» **Task instructions**:
Quote the listing below in its entirety.

--------

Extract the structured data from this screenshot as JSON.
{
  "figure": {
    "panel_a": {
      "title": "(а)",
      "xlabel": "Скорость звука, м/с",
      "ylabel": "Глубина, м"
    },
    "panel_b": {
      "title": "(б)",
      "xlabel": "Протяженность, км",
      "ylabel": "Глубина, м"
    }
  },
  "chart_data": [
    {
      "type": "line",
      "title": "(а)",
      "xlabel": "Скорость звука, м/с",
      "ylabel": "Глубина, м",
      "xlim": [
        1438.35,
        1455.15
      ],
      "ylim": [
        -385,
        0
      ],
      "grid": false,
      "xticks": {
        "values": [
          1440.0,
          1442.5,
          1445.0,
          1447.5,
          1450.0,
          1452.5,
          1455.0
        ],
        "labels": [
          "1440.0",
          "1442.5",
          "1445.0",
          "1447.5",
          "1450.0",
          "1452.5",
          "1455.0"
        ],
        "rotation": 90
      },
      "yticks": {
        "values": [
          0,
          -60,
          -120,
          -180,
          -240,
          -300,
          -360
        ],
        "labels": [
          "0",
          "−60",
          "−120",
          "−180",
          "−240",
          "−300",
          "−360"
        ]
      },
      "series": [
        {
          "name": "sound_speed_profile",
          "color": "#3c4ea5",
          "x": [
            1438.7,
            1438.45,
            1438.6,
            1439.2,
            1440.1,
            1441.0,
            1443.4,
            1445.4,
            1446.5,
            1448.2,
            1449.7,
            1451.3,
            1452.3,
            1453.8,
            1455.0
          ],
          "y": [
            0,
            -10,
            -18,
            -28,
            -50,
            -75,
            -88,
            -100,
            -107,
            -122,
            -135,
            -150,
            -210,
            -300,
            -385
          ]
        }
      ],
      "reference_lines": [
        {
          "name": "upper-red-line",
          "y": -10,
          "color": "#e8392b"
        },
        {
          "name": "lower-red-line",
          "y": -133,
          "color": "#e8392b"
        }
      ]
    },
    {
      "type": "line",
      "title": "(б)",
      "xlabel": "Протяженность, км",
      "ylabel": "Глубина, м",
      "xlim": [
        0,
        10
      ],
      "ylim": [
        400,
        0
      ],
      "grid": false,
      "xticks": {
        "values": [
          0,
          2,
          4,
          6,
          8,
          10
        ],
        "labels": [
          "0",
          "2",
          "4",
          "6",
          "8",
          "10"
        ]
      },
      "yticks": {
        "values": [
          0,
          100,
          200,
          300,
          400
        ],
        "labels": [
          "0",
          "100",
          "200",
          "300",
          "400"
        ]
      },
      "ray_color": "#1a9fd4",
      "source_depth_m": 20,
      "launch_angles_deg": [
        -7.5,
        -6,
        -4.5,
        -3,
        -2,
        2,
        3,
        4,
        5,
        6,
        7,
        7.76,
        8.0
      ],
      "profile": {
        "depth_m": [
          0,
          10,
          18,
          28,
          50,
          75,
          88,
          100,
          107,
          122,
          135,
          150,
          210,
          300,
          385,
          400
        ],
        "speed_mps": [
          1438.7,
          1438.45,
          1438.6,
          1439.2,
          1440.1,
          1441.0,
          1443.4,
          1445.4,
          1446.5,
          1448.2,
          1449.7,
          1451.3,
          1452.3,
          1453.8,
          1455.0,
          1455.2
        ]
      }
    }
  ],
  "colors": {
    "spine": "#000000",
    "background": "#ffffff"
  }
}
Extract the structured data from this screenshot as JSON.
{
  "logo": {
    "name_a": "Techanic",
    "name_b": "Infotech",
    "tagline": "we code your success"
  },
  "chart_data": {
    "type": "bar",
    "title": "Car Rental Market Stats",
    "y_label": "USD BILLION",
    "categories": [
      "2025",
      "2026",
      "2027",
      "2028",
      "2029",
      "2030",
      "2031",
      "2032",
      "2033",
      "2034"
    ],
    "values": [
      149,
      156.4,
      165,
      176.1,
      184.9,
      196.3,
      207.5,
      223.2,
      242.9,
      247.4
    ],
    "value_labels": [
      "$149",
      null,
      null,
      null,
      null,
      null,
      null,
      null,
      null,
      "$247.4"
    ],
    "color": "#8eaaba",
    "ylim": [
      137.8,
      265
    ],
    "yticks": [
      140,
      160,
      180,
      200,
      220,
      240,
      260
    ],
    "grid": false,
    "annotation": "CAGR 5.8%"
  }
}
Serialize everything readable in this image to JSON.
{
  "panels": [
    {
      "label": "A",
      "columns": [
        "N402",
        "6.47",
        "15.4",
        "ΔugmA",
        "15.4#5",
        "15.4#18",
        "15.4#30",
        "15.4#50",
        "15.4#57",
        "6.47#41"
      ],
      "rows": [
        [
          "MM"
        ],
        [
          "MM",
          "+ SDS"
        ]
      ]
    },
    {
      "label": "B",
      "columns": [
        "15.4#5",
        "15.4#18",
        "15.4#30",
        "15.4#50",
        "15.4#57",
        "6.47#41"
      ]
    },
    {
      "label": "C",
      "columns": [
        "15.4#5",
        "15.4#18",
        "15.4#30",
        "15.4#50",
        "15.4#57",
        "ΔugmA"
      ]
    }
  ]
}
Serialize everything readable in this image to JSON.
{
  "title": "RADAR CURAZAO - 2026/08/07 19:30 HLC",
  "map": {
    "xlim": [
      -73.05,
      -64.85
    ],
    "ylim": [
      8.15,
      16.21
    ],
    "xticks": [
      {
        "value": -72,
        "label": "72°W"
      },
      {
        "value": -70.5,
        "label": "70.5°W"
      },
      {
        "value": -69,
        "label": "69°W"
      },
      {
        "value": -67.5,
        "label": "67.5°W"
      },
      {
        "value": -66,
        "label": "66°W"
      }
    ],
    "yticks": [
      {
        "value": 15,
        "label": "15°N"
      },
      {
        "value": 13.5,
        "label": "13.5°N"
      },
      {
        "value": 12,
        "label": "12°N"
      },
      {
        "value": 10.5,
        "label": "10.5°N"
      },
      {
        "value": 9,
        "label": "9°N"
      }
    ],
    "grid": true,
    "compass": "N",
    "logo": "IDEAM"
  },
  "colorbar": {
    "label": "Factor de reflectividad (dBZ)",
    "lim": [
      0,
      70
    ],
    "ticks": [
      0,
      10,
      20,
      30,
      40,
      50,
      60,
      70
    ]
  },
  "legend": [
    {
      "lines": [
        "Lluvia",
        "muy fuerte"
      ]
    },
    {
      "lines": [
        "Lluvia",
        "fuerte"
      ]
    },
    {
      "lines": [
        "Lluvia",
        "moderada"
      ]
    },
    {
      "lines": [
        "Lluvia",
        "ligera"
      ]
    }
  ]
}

--------

» **Exercise answer**:
Extract the structured data from this screenshot as JSON.
{
  "figure": {
    "panel_a": {
      "title": "(а)",
      "xlabel": "Скорость звука, м/с",
      "ylabel": "Глубина, м"
    },
    "panel_b": {
      "title": "(б)",
      "xlabel": "Протяженность, км",
      "ylabel": "Глубина, м"
    }
  },
  "chart_data": [
    {
      "type": "line",
      "title": "(а)",
      "xlabel": "Скорость звука, м/с",
      "ylabel": "Глубина, м",
      "xlim": [
        1438.35,
        1455.15
      ],
      "ylim": [
        -385,
        0
      ],
      "grid": false,
      "xticks": {
        "values": [
          1440.0,
          1442.5,
          1445.0,
          1447.5,
          1450.0,
          1452.5,
          1455.0
        ],
        "labels": [
          "1440.0",
          "1442.5",
          "1445.0",
          "1447.5",
          "1450.0",
          "1452.5",
          "1455.0"
        ],
        "rotation": 90
      },
      "yticks": {
        "values": [
          0,
          -60,
          -120,
          -180,
          -240,
          -300,
          -360
        ],
        "labels": [
          "0",
          "−60",
          "−120",
          "−180",
          "−240",
          "−300",
          "−360"
        ]
      },
      "series": [
        {
          "name": "sound_speed_profile",
          "color": "#3c4ea5",
          "x": [
            1438.7,
            1438.45,
            1438.6,
            1439.2,
            1440.1,
            1441.0,
            1443.4,
            1445.4,
            1446.5,
            1448.2,
            1449.7,
            1451.3,
            1452.3,
            1453.8,
            1455.0
          ],
          "y": [
            0,
            -10,
            -18,
            -28,
            -50,
            -75,
            -88,
            -100,
            -107,
            -122,
            -135,
            -150,
            -210,
            -300,
            -385
          ]
        }
      ],
      "reference_lines": [
        {
          "name": "upper-red-line",
          "y": -10,
          "color": "#e8392b"
        },
        {
          "name": "lower-red-line",
          "y": -133,
          "color": "#e8392b"
        }
      ]
    },
    {
      "type": "line",
      "title": "(б)",
      "xlabel": "Протяженность, км",
      "ylabel": "Глубина, м",
      "xlim": [
        0,
        10
      ],
      "ylim": [
        400,
        0
      ],
      "grid": false,
      "xticks": {
        "values": [
          0,
          2,
          4,
          6,
          8,
          10
        ],
        "labels": [
          "0",
          "2",
          "4",
          "6",
          "8",
          "10"
        ]
      },
      "yticks": {
        "values": [
          0,
          100,
          200,
          300,
          400
        ],
        "labels": [
          "0",
          "100",
          "200",
          "300",
          "400"
        ]
      },
      "ray_color": "#1a9fd4",
      "source_depth_m": 20,
      "launch_angles_deg": [
        -7.5,
        -6,
        -4.5,
        -3,
        -2,
        2,
        3,
        4,
        5,
        6,
        7,
        7.76,
        8.0
      ],
      "profile": {
        "depth_m": [
          0,
          10,
          18,
          28,
          50,
          75,
          88,
          100,
          107,
          122,
          135,
          150,
          210,
          300,
          385,
          400
        ],
        "speed_mps": [
          1438.7,
          1438.45,
          1438.6,
          1439.2,
          1440.1,
          1441.0,
          1443.4,
          1445.4,
          1446.5,
          1448.2,
          1449.7,
          1451.3,
          1452.3,
          1453.8,
          1455.0,
          1455.2
        ]
      }
    }
  ],
  "colors": {
    "spine": "#000000",
    "background": "#ffffff"
  }
}
Extract the structured data from this screenshot as JSON.
{
  "logo": {
    "name_a": "Techanic",
    "name_b": "Infotech",
    "tagline": "we code your success"
  },
  "chart_data": {
    "type": "bar",
    "title": "Car Rental Market Stats",
    "y_label": "USD BILLION",
    "categories": [
      "2025",
      "2026",
      "2027",
      "2028",
      "2029",
      "2030",
      "2031",
      "2032",
      "2033",
      "2034"
    ],
    "values": [
      149,
      156.4,
      165,
      176.1,
      184.9,
      196.3,
      207.5,
      223.2,
      242.9,
      247.4
    ],
    "value_labels": [
      "$149",
      null,
      null,
      null,
      null,
      null,
      null,
      null,
      null,
      "$247.4"
    ],
    "color": "#8eaaba",
    "ylim": [
      137.8,
      265
    ],
    "yticks": [
      140,
      160,
      180,
      200,
      220,
      240,
      260
    ],
    "grid": false,
    "annotation": "CAGR 5.8%"
  }
}
Serialize everything readable in this image to JSON.
{
  "panels": [
    {
      "label": "A",
      "columns": [
        "N402",
        "6.47",
        "15.4",
        "ΔugmA",
        "15.4#5",
        "15.4#18",
        "15.4#30",
        "15.4#50",
        "15.4#57",
        "6.47#41"
      ],
      "rows": [
        [
          "MM"
        ],
        [
          "MM",
          "+ SDS"
        ]
      ]
    },
    {
      "label": "B",
      "columns": [
        "15.4#5",
        "15.4#18",
        "15.4#30",
        "15.4#50",
        "15.4#57",
        "6.47#41"
      ]
    },
    {
      "label": "C",
      "columns": [
        "15.4#5",
        "15.4#18",
        "15.4#30",
        "15.4#50",
        "15.4#57",
        "ΔugmA"
      ]
    }
  ]
}
Serialize everything readable in this image to JSON.
{
  "title": "RADAR CURAZAO - 2026/08/07 19:30 HLC",
  "map": {
    "xlim": [
      -73.05,
      -64.85
    ],
    "ylim": [
      8.15,
      16.21
    ],
    "xticks": [
      {
        "value": -72,
        "label": "72°W"
      },
      {
        "value": -70.5,
        "label": "70.5°W"
      },
      {
        "value": -69,
        "label": "69°W"
      },
      {
        "value": -67.5,
        "label": "67.5°W"
      },
      {
        "value": -66,
        "label": "66°W"
      }
    ],
    "yticks": [
      {
        "value": 15,
        "label": "15°N"
      },
      {
        "value": 13.5,
        "label": "13.5°N"
      },
      {
        "value": 12,
        "label": "12°N"
      },
      {
        "value": 10.5,
        "label": "10.5°N"
      },
      {
        "value": 9,
        "label": "9°N"
      }
    ],
    "grid": true,
    "compass": "N",
    "logo": "IDEAM"
  },
  "colorbar": {
    "label": "Factor de reflectividad (dBZ)",
    "lim": [
      0,
      70
    ],
    "ticks": [
      0,
      10,
      20,
      30,
      40,
      50,
      60,
      70
    ]
  },
  "legend": [
    {
      "lines": [
        "Lluvia",
        "muy fuerte"
      ]
    },
    {
      "lines": [
        "Lluvia",
        "fuerte"
      ]
    },
    {
      "lines": [
        "Lluvia",
        "moderada"
      ]
    },
    {
      "lines": [
        "Lluvia",
        "ligera"
      ]
    }
  ]
}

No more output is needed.